TASK INSTRUCTIONS. Repeat the entire listing exactly.

** START **

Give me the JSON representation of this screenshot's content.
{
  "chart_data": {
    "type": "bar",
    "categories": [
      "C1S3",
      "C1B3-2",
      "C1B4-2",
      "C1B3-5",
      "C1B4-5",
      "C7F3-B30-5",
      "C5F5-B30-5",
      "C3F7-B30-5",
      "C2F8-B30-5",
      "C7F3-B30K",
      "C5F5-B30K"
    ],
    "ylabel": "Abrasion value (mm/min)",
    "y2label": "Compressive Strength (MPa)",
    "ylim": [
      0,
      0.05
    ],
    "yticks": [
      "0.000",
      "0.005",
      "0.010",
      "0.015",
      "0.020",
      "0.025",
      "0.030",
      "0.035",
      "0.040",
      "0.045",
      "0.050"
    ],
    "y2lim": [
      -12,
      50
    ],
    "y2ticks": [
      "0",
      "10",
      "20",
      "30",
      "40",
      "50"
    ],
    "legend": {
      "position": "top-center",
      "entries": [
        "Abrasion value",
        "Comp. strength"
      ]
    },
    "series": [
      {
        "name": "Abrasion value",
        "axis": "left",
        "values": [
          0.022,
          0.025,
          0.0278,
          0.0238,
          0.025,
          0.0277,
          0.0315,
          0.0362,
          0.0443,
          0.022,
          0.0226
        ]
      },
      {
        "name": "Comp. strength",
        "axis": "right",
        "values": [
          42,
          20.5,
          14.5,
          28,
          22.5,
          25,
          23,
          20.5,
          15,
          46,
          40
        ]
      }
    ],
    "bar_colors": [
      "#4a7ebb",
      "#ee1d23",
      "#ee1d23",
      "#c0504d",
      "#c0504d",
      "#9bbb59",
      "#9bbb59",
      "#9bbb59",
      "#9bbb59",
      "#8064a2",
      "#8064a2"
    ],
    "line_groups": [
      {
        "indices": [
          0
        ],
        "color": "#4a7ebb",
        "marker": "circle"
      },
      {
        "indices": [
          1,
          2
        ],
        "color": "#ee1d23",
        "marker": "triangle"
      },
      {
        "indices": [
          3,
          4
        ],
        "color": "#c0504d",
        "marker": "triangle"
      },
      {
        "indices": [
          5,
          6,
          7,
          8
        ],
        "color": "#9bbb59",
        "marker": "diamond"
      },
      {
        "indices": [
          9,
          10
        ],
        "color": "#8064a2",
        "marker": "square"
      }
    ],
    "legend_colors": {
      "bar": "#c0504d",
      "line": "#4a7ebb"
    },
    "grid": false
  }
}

** END **

ANSWER TO THE TASK.
Give me the JSON representation of this screenshot's content.
{
  "chart_data": {
    "type": "bar",
    "categories": [
      "C1S3",
      "C1B3-2",
      "C1B4-2",
      "C1B3-5",
      "C1B4-5",
      "C7F3-B30-5",
      "C5F5-B30-5",
      "C3F7-B30-5",
      "C2F8-B30-5",
      "C7F3-B30K",
      "C5F5-B30K"
    ],
    "ylabel": "Abrasion value (mm/min)",
    "y2label": "Compressive Strength (MPa)",
    "ylim": [
      0,
      0.05
    ],
    "yticks": [
      "0.000",
      "0.005",
      "0.010",
      "0.015",
      "0.020",
      "0.025",
      "0.030",
      "0.035",
      "0.040",
      "0.045",
      "0.050"
    ],
    "y2lim": [
      -12,
      50
    ],
    "y2ticks": [
      "0",
      "10",
      "20",
      "30",
      "40",
      "50"
    ],
    "legend": {
      "position": "top-center",
      "entries": [
        "Abrasion value",
        "Comp. strength"
      ]
    },
    "series": [
      {
        "name": "Abrasion value",
        "axis": "left",
        "values": [
          0.022,
          0.025,
          0.0278,
          0.0238,
          0.025,
          0.0277,
          0.0315,
          0.0362,
          0.0443,
          0.022,
          0.0226
        ]
      },
      {
        "name": "Comp. strength",
        "axis": "right",
        "values": [
          42,
          20.5,
          14.5,
          28,
          22.5,
          25,
          23,
          20.5,
          15,
          46,
          40
        ]
      }
    ],
    "bar_colors": [
      "#4a7ebb",
      "#ee1d23",
      "#ee1d23",
      "#c0504d",
      "#c0504d",
      "#9bbb59",
      "#9bbb59",
      "#9bbb59",
      "#9bbb59",
      "#8064a2",
      "#8064a2"
    ],
    "line_groups": [
      {
        "indices": [
          0
        ],
        "color": "#4a7ebb",
        "marker": "circle"
      },
      {
        "indices": [
          1,
          2
        ],
        "color": "#ee1d23",
        "marker": "triangle"
      },
      {
        "indices": [
          3,
          4
        ],
        "color": "#c0504d",
        "marker": "triangle"
      },
      {
        "indices": [
          5,
          6,
          7,
          8
        ],
        "color": "#9bbb59",
        "marker": "diamond"
      },
      {
        "indices": [
          9,
          10
        ],
        "color": "#8064a2",
        "marker": "square"
      }
    ],
    "legend_colors": {
      "bar": "#c0504d",
      "line": "#4a7ebb"
    },
    "grid": false
  }
}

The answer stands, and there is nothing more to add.